■ **What to work on**
From the records below, copy every line that contains the word "around".

■ **Rows**

++++

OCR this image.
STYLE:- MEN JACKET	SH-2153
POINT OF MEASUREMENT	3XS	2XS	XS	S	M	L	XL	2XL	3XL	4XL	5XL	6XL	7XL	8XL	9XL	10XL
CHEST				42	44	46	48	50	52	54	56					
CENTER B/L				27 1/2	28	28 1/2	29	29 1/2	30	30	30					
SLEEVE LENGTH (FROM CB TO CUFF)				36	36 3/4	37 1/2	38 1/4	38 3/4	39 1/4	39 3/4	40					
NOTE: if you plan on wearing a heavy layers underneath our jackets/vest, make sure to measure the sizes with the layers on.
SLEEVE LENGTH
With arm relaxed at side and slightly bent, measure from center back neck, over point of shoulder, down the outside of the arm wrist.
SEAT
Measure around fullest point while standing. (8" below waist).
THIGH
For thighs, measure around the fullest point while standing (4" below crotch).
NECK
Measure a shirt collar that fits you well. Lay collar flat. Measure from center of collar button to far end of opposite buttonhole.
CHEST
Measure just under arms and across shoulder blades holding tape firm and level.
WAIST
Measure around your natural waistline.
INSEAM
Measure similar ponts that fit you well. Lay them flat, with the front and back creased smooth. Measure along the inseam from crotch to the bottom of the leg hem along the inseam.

++++

■ **Response to this exercise**
Measure around fullest point while standing. (8" below waist).
For thighs, measure around the fullest point while standing (4" below crotch).
Measure around your natural waistline.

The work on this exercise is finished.